REQUEST
Repeat every line of the data exactly, but not the pictures.
● ● ●
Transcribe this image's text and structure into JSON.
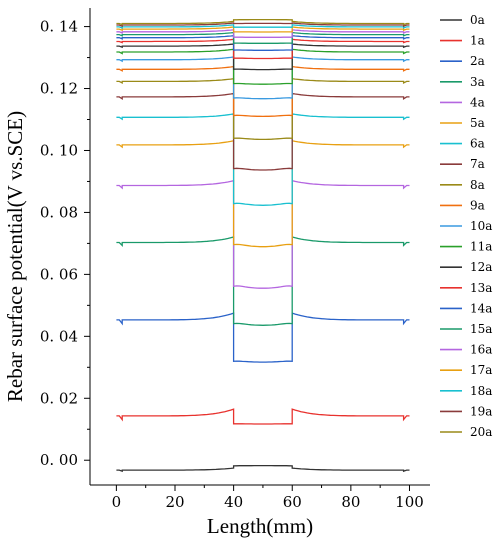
{
  "chart_data": {
    "type": "line",
    "xlabel": "Length(mm)",
    "ylabel": "Rebar surface potential(V vs.SCE)",
    "xlim": [
      -9,
      107
    ],
    "ylim": [
      -0.008,
      0.146
    ],
    "x_ticks": [
      "0",
      "20",
      "40",
      "60",
      "80",
      "100"
    ],
    "y_ticks": [
      "0. 00",
      "0. 02",
      "0. 04",
      "0. 06",
      "0. 08",
      "0. 10",
      "0. 12",
      "0. 14"
    ],
    "legend_position": "right",
    "series": [
      {
        "name": "0a",
        "color": "#333333",
        "outside": -0.0032,
        "inside": -0.0018,
        "edge": 0.0003
      },
      {
        "name": "1a",
        "color": "#e8322e",
        "outside": 0.0143,
        "inside": 0.0118,
        "edge": 0.001
      },
      {
        "name": "2a",
        "color": "#2a62c9",
        "outside": 0.0453,
        "inside": 0.0322,
        "edge": 0.001
      },
      {
        "name": "3a",
        "color": "#1a9a6a",
        "outside": 0.0703,
        "inside": 0.0446,
        "edge": 0.0008
      },
      {
        "name": "4a",
        "color": "#b466e0",
        "outside": 0.0887,
        "inside": 0.0568,
        "edge": 0.0007
      },
      {
        "name": "5a",
        "color": "#e8a012",
        "outside": 0.1018,
        "inside": 0.0702,
        "edge": 0.0006
      },
      {
        "name": "6a",
        "color": "#19c0d0",
        "outside": 0.1107,
        "inside": 0.0834,
        "edge": 0.0005
      },
      {
        "name": "7a",
        "color": "#8a3b3b",
        "outside": 0.1173,
        "inside": 0.0946,
        "edge": 0.0005
      },
      {
        "name": "8a",
        "color": "#9a8a18",
        "outside": 0.1223,
        "inside": 0.1043,
        "edge": 0.0004
      },
      {
        "name": "9a",
        "color": "#f07010",
        "outside": 0.1262,
        "inside": 0.1116,
        "edge": 0.0004
      },
      {
        "name": "10a",
        "color": "#3a9ae0",
        "outside": 0.1293,
        "inside": 0.1172,
        "edge": 0.0004
      },
      {
        "name": "11a",
        "color": "#2aa02a",
        "outside": 0.1318,
        "inside": 0.1218,
        "edge": 0.0004
      },
      {
        "name": "12a",
        "color": "#333333",
        "outside": 0.1337,
        "inside": 0.1264,
        "edge": 0.0003
      },
      {
        "name": "13a",
        "color": "#e8322e",
        "outside": 0.1352,
        "inside": 0.1299,
        "edge": 0.0003
      },
      {
        "name": "14a",
        "color": "#2a62c9",
        "outside": 0.1364,
        "inside": 0.1325,
        "edge": 0.0003
      },
      {
        "name": "15a",
        "color": "#1a9a6a",
        "outside": 0.1374,
        "inside": 0.1347,
        "edge": 0.0003
      },
      {
        "name": "16a",
        "color": "#b466e0",
        "outside": 0.1383,
        "inside": 0.1366,
        "edge": 0.0003
      },
      {
        "name": "17a",
        "color": "#e8a012",
        "outside": 0.1392,
        "inside": 0.1383,
        "edge": 0.0003
      },
      {
        "name": "18a",
        "color": "#19c0d0",
        "outside": 0.1399,
        "inside": 0.1398,
        "edge": 0.0003
      },
      {
        "name": "19a",
        "color": "#8a3b3b",
        "outside": 0.1405,
        "inside": 0.141,
        "edge": 0.0003
      },
      {
        "name": "20a",
        "color": "#9a8a18",
        "outside": 0.141,
        "inside": 0.1422,
        "edge": 0.0003
      }
    ]
  }
}
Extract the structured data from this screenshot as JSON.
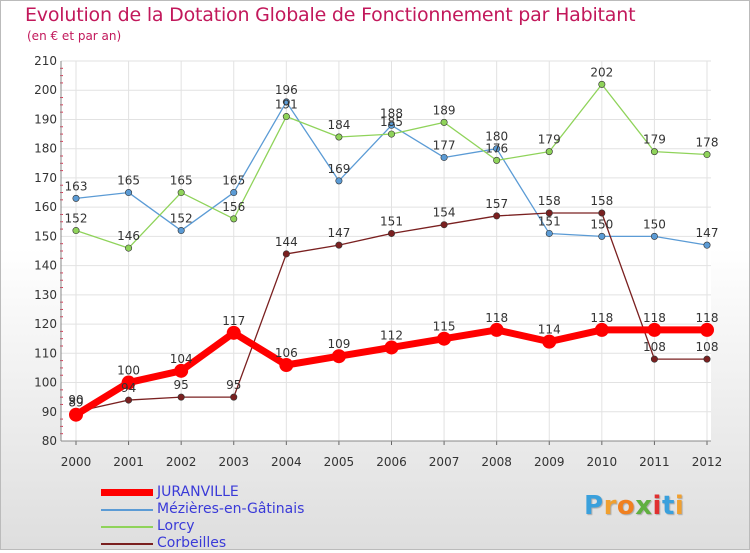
{
  "chart_data": {
    "type": "line",
    "title": "Evolution de la Dotation Globale de Fonctionnement par Habitant",
    "subtitle": "(en € et par an)",
    "xlabel": "",
    "ylabel": "",
    "x": [
      "2000",
      "2001",
      "2002",
      "2003",
      "2004",
      "2005",
      "2006",
      "2007",
      "2008",
      "2009",
      "2010",
      "2011",
      "2012"
    ],
    "ylim": [
      80,
      210
    ],
    "yticks": [
      80,
      90,
      100,
      110,
      120,
      130,
      140,
      150,
      160,
      170,
      180,
      190,
      200,
      210
    ],
    "grid": true,
    "legend_position": "bottom-left",
    "series": [
      {
        "name": "JURANVILLE",
        "color": "#ff0000",
        "values": [
          89,
          100,
          104,
          117,
          106,
          109,
          112,
          115,
          118,
          114,
          118,
          118,
          118
        ]
      },
      {
        "name": "Mézières-en-Gâtinais",
        "color": "#5b9bd5",
        "values": [
          163,
          165,
          152,
          165,
          196,
          169,
          188,
          177,
          180,
          151,
          150,
          150,
          147
        ]
      },
      {
        "name": "Lorcy",
        "color": "#8fd35a",
        "values": [
          152,
          146,
          165,
          156,
          191,
          184,
          185,
          189,
          176,
          179,
          202,
          179,
          178
        ]
      },
      {
        "name": "Corbeilles",
        "color": "#7a2020",
        "values": [
          90,
          94,
          95,
          95,
          144,
          147,
          151,
          154,
          157,
          158,
          158,
          108,
          108
        ]
      }
    ]
  },
  "logo": {
    "letters": [
      "P",
      "r",
      "o",
      "x",
      "i",
      "t",
      "i"
    ],
    "colors": [
      "#3aa0dc",
      "#f0a030",
      "#f08020",
      "#60b040",
      "#e03030",
      "#3aa0dc",
      "#f0a030"
    ]
  }
}
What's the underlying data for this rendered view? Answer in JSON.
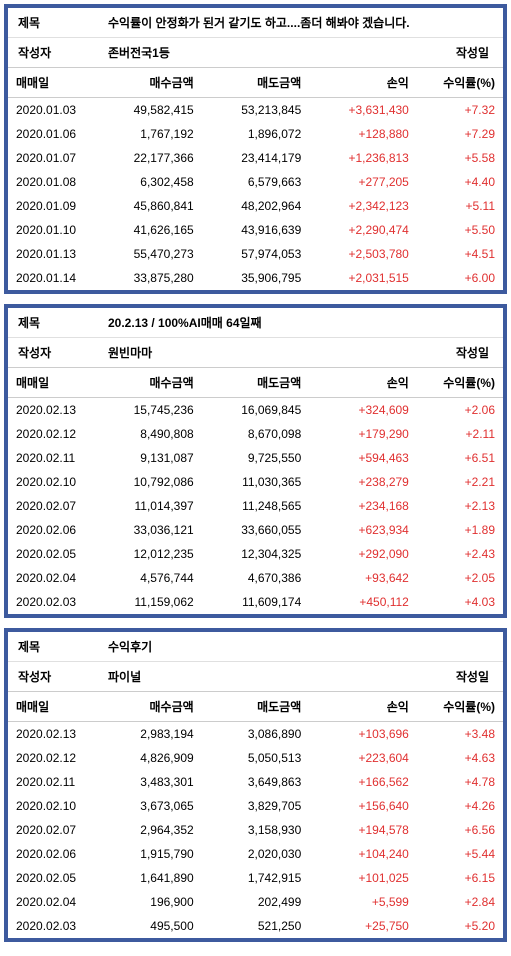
● ● ●
COMPLETE ANSWER
Transcribe this image's text and structure into JSON.
{
  "chart_data": {
    "type": "line",
    "xlabel": "Length(mm)",
    "ylabel": "Rebar surface potential(V vs.SCE)",
    "xlim": [
      -9,
      107
    ],
    "ylim": [
      -0.008,
      0.146
    ],
    "x_ticks": [
      "0",
      "20",
      "40",
      "60",
      "80",
      "100"
    ],
    "y_ticks": [
      "0. 00",
      "0. 02",
      "0. 04",
      "0. 06",
      "0. 08",
      "0. 10",
      "0. 12",
      "0. 14"
    ],
    "legend_position": "right",
    "series": [
      {
        "name": "0a",
        "color": "#333333",
        "outside": -0.0032,
        "inside": -0.0018,
        "edge": 0.0003
      },
      {
        "name": "1a",
        "color": "#e8322e",
        "outside": 0.0143,
        "inside": 0.0118,
        "edge": 0.001
      },
      {
        "name": "2a",
        "color": "#2a62c9",
        "outside": 0.0453,
        "inside": 0.0322,
        "edge": 0.001
      },
      {
        "name": "3a",
        "color": "#1a9a6a",
        "outside": 0.0703,
        "inside": 0.0446,
        "edge": 0.0008
      },
      {
        "name": "4a",
        "color": "#b466e0",
        "outside": 0.0887,
        "inside": 0.0568,
        "edge": 0.0007
      },
      {
        "name": "5a",
        "color": "#e8a012",
        "outside": 0.1018,
        "inside": 0.0702,
        "edge": 0.0006
      },
      {
        "name": "6a",
        "color": "#19c0d0",
        "outside": 0.1107,
        "inside": 0.0834,
        "edge": 0.0005
      },
      {
        "name": "7a",
        "color": "#8a3b3b",
        "outside": 0.1173,
        "inside": 0.0946,
        "edge": 0.0005
      },
      {
        "name": "8a",
        "color": "#9a8a18",
        "outside": 0.1223,
        "inside": 0.1043,
        "edge": 0.0004
      },
      {
        "name": "9a",
        "color": "#f07010",
        "outside": 0.1262,
        "inside": 0.1116,
        "edge": 0.0004
      },
      {
        "name": "10a",
        "color": "#3a9ae0",
        "outside": 0.1293,
        "inside": 0.1172,
        "edge": 0.0004
      },
      {
        "name": "11a",
        "color": "#2aa02a",
        "outside": 0.1318,
        "inside": 0.1218,
        "edge": 0.0004
      },
      {
        "name": "12a",
        "color": "#333333",
        "outside": 0.1337,
        "inside": 0.1264,
        "edge": 0.0003
      },
      {
        "name": "13a",
        "color": "#e8322e",
        "outside": 0.1352,
        "inside": 0.1299,
        "edge": 0.0003
      },
      {
        "name": "14a",
        "color": "#2a62c9",
        "outside": 0.1364,
        "inside": 0.1325,
        "edge": 0.0003
      },
      {
        "name": "15a",
        "color": "#1a9a6a",
        "outside": 0.1374,
        "inside": 0.1347,
        "edge": 0.0003
      },
      {
        "name": "16a",
        "color": "#b466e0",
        "outside": 0.1383,
        "inside": 0.1366,
        "edge": 0.0003
      },
      {
        "name": "17a",
        "color": "#e8a012",
        "outside": 0.1392,
        "inside": 0.1383,
        "edge": 0.0003
      },
      {
        "name": "18a",
        "color": "#19c0d0",
        "outside": 0.1399,
        "inside": 0.1398,
        "edge": 0.0003
      },
      {
        "name": "19a",
        "color": "#8a3b3b",
        "outside": 0.1405,
        "inside": 0.141,
        "edge": 0.0003
      },
      {
        "name": "20a",
        "color": "#9a8a18",
        "outside": 0.141,
        "inside": 0.1422,
        "edge": 0.0003
      }
    ]
  }
}
Extract the structured data from this screenshot as JSON.
{
  "chart_data": {
    "type": "line",
    "title": "Evolution de la Dotation Globale de Fonctionnement par Habitant",
    "subtitle": "(en € et par an)",
    "xlabel": "",
    "ylabel": "",
    "x": [
      "2000",
      "2001",
      "2002",
      "2003",
      "2004",
      "2005",
      "2006",
      "2007",
      "2008",
      "2009",
      "2010",
      "2011",
      "2012"
    ],
    "ylim": [
      80,
      210
    ],
    "yticks": [
      80,
      90,
      100,
      110,
      120,
      130,
      140,
      150,
      160,
      170,
      180,
      190,
      200,
      210
    ],
    "grid": true,
    "legend_position": "bottom-left",
    "series": [
      {
        "name": "JURANVILLE",
        "color": "#ff0000",
        "values": [
          89,
          100,
          104,
          117,
          106,
          109,
          112,
          115,
          118,
          114,
          118,
          118,
          118
        ]
      },
      {
        "name": "Mézières-en-Gâtinais",
        "color": "#5b9bd5",
        "values": [
          163,
          165,
          152,
          165,
          196,
          169,
          188,
          177,
          180,
          151,
          150,
          150,
          147
        ]
      },
      {
        "name": "Lorcy",
        "color": "#8fd35a",
        "values": [
          152,
          146,
          165,
          156,
          191,
          184,
          185,
          189,
          176,
          179,
          202,
          179,
          178
        ]
      },
      {
        "name": "Corbeilles",
        "color": "#7a2020",
        "values": [
          90,
          94,
          95,
          95,
          144,
          147,
          151,
          154,
          157,
          158,
          158,
          108,
          108
        ]
      }
    ]
  },
  "logo": {
    "letters": [
      "P",
      "r",
      "o",
      "x",
      "i",
      "t",
      "i"
    ],
    "colors": [
      "#3aa0dc",
      "#f0a030",
      "#f08020",
      "#60b040",
      "#e03030",
      "#3aa0dc",
      "#f0a030"
    ]
  }
}
What's the underlying data for this rendered view? Answer in JSON.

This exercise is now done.